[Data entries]
-=-=-

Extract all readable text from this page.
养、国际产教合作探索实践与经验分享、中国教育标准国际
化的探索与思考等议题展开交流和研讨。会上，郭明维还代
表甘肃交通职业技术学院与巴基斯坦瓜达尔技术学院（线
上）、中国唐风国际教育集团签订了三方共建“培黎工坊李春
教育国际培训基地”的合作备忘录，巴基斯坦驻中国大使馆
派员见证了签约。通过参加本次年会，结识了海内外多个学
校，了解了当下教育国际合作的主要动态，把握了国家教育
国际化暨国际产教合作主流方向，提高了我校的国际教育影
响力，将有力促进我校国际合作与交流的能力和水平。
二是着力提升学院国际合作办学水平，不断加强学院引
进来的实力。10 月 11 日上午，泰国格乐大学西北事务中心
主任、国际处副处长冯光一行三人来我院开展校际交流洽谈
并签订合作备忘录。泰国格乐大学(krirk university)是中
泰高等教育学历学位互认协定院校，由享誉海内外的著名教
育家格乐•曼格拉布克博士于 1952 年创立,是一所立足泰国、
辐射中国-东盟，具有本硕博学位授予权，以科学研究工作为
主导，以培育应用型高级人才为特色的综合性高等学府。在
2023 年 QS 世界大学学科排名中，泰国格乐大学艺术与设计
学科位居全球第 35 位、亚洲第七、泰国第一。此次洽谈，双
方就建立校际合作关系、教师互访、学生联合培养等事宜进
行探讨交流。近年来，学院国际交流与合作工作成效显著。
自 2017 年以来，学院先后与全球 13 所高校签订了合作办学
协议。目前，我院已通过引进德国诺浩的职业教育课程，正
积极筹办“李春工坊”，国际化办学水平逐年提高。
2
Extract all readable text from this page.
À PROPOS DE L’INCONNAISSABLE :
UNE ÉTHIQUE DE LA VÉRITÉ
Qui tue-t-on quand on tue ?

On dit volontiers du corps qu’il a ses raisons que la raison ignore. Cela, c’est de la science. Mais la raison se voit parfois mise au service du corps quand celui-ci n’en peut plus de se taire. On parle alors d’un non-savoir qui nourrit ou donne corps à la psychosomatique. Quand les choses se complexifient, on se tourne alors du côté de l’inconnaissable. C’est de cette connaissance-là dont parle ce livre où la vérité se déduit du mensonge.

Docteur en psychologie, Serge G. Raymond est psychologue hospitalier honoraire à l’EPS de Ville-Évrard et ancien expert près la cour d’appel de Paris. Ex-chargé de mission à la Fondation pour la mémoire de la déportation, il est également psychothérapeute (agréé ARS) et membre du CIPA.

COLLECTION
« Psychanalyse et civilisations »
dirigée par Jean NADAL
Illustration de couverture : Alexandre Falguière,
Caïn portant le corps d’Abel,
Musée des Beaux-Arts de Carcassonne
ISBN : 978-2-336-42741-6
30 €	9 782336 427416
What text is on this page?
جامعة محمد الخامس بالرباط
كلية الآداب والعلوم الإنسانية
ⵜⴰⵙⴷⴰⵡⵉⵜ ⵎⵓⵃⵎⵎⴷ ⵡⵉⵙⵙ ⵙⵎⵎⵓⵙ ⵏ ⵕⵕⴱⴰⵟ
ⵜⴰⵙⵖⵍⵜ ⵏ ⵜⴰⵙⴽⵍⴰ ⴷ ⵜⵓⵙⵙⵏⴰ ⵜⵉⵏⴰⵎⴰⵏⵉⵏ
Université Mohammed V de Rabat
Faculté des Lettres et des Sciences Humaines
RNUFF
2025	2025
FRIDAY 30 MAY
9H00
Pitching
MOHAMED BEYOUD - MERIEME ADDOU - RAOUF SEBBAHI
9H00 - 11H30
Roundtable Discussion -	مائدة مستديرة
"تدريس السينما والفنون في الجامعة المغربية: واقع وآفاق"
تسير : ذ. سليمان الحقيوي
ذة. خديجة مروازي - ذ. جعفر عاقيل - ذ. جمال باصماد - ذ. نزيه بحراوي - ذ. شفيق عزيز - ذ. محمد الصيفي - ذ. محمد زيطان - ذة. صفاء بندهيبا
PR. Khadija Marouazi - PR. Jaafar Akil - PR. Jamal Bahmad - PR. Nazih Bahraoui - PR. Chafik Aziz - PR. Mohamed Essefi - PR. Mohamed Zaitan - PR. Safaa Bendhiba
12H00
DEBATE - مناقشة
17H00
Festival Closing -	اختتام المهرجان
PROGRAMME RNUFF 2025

-=-=-

TO BE DONE: Copy every line of the listing that contains the word "corps".

TASK ANSWER:
On dit volontiers du corps qu’il a ses raisons que la raison ignore. Cela, c’est de la science. Mais la raison se voit parfois mise au service du corps quand celui-ci n’en peut plus de se taire. On parle alors d’un non-savoir qui nourrit ou donne corps à la psychosomatique. Quand les choses se complexifient, on se tourne alors du côté de l’inconnaissable. C’est de cette connaissance-là dont parle ce livre où la vérité se déduit du mensonge.
Caïn portant le corps d’Abel,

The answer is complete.